** START OF EXERCISE INPUT **
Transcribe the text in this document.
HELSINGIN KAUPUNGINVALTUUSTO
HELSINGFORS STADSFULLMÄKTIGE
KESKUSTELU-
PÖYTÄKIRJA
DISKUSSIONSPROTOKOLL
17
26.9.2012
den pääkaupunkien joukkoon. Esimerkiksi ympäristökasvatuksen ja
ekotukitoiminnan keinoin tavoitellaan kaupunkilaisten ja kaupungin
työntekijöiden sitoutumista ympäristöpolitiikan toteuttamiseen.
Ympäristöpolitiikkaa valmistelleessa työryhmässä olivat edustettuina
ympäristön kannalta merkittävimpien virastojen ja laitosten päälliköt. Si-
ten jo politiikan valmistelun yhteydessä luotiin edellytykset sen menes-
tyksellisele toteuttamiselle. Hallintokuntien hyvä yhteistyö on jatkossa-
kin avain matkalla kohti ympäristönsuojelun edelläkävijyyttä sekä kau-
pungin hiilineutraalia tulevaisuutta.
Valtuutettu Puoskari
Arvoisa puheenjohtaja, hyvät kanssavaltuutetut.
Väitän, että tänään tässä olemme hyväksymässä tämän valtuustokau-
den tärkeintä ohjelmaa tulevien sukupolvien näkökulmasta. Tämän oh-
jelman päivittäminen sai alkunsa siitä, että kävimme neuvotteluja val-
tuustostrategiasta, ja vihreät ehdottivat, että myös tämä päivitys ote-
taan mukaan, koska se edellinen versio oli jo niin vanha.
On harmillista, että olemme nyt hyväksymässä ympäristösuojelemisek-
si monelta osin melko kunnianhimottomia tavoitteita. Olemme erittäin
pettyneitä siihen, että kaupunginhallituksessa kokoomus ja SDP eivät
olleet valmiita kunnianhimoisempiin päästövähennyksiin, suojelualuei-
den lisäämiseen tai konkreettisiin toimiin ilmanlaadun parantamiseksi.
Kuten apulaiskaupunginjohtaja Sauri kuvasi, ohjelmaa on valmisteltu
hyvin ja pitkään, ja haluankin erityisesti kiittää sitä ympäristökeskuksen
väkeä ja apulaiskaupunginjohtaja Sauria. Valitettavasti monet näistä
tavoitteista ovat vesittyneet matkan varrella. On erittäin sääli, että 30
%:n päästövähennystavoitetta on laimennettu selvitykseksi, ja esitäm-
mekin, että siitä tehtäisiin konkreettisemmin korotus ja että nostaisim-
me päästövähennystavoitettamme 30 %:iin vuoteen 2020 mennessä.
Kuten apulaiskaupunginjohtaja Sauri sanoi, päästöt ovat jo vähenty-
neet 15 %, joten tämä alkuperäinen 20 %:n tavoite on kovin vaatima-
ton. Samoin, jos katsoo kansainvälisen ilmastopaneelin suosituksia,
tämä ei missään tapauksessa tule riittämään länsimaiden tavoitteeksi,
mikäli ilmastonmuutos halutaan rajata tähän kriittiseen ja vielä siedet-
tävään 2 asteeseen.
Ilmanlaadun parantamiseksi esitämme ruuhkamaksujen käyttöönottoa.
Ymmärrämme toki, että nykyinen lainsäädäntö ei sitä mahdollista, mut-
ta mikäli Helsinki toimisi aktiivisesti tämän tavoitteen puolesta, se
** END OF EXERCISE INPUT **
### WRITTEN INSTRUCTION
Pick out the lines above that hold the string "erittäin" and show them.

### THE RESULT
si monelta osin melko kunnianhimottomia tavoitteita. Olemme erittäin
tavoitteista ovat vesittyneet matkan varrella. On erittäin sääli, että 30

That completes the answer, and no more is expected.